### Records to process
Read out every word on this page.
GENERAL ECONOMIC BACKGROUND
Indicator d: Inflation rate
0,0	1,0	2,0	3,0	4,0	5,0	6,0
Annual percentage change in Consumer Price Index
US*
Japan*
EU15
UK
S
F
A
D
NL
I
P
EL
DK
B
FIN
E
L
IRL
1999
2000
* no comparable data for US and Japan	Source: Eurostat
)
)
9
######
What is required: Every entry must be output again, exactly as written above.

Right answer:
Read out every word on this page.
GENERAL ECONOMIC BACKGROUND
Indicator d: Inflation rate
0,0	1,0	2,0	3,0	4,0	5,0	6,0
Annual percentage change in Consumer Price Index
US*
Japan*
EU15
UK
S
F
A
D
NL
I
P
EL
DK
B
FIN
E
L
IRL
1999
2000
* no comparable data for US and Japan	Source: Eurostat
)
)
9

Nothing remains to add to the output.